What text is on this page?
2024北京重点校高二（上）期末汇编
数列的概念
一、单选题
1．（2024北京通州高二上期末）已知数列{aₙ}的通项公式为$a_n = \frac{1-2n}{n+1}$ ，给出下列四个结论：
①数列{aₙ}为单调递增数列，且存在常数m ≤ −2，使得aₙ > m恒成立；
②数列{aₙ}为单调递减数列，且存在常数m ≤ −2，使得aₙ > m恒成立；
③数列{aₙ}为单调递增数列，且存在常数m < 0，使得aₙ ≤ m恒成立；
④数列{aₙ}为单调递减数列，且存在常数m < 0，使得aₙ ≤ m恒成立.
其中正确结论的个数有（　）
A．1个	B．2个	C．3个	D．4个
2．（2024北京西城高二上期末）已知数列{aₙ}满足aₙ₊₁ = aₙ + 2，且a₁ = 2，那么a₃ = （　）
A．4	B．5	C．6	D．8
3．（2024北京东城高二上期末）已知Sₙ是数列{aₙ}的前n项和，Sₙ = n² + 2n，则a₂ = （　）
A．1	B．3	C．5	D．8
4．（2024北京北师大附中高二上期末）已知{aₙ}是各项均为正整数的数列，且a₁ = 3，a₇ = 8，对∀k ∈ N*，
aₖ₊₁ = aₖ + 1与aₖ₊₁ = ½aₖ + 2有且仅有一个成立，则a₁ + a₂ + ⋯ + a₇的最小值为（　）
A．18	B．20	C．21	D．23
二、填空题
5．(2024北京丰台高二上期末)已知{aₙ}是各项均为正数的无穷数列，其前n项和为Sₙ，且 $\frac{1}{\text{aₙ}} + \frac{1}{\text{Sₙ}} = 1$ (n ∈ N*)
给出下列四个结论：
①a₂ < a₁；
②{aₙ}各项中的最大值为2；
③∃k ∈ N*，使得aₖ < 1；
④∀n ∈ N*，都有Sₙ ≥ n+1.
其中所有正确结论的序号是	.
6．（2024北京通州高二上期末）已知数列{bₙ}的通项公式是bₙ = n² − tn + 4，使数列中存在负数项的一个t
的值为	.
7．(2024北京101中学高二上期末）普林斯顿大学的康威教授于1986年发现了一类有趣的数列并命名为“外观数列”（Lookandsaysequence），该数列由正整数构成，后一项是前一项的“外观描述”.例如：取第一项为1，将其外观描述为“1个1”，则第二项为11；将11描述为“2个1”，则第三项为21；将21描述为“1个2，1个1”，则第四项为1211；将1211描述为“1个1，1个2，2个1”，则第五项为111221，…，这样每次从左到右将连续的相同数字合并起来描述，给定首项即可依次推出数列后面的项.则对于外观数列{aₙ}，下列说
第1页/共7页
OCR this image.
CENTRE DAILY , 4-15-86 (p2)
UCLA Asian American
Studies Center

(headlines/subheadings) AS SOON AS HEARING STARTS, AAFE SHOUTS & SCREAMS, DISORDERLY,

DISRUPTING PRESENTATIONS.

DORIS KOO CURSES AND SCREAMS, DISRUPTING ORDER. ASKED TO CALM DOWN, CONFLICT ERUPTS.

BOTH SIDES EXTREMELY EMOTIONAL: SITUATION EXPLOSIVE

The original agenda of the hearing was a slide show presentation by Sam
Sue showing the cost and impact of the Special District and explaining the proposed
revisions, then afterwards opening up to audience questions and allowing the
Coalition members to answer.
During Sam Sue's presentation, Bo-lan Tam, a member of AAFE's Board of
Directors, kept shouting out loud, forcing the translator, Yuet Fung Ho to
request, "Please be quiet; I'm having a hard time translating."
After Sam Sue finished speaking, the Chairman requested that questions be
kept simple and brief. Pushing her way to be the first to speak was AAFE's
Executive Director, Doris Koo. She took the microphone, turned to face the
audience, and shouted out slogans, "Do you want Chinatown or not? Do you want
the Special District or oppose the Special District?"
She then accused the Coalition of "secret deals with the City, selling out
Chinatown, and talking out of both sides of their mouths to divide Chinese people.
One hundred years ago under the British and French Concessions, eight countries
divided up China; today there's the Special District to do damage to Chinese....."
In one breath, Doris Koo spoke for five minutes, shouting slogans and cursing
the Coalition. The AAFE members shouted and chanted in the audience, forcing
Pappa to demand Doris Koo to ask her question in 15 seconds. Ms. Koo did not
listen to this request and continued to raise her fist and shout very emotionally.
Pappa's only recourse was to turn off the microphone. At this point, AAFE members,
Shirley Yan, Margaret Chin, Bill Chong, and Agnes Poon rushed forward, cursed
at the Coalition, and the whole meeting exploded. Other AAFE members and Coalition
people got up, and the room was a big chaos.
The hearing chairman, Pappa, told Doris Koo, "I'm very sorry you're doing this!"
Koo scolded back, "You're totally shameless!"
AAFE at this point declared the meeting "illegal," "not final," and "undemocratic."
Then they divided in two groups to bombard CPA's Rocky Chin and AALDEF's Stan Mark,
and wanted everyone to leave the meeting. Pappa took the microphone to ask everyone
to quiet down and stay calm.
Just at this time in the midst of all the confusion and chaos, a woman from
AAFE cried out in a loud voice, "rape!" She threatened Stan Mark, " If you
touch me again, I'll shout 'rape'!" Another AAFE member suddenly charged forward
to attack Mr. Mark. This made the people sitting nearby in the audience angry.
++++++
*Exercise description*
Look through the entries above and list every line containing "members".

*Expected answer*
Coalition members to answer.
the Coalition. The AAFE members shouted and chanted in the audience, forcing
Pappa's only recourse was to turn off the microphone. At this point, AAFE members,
at the Coalition, and the whole meeting exploded. Other AAFE members and Coalition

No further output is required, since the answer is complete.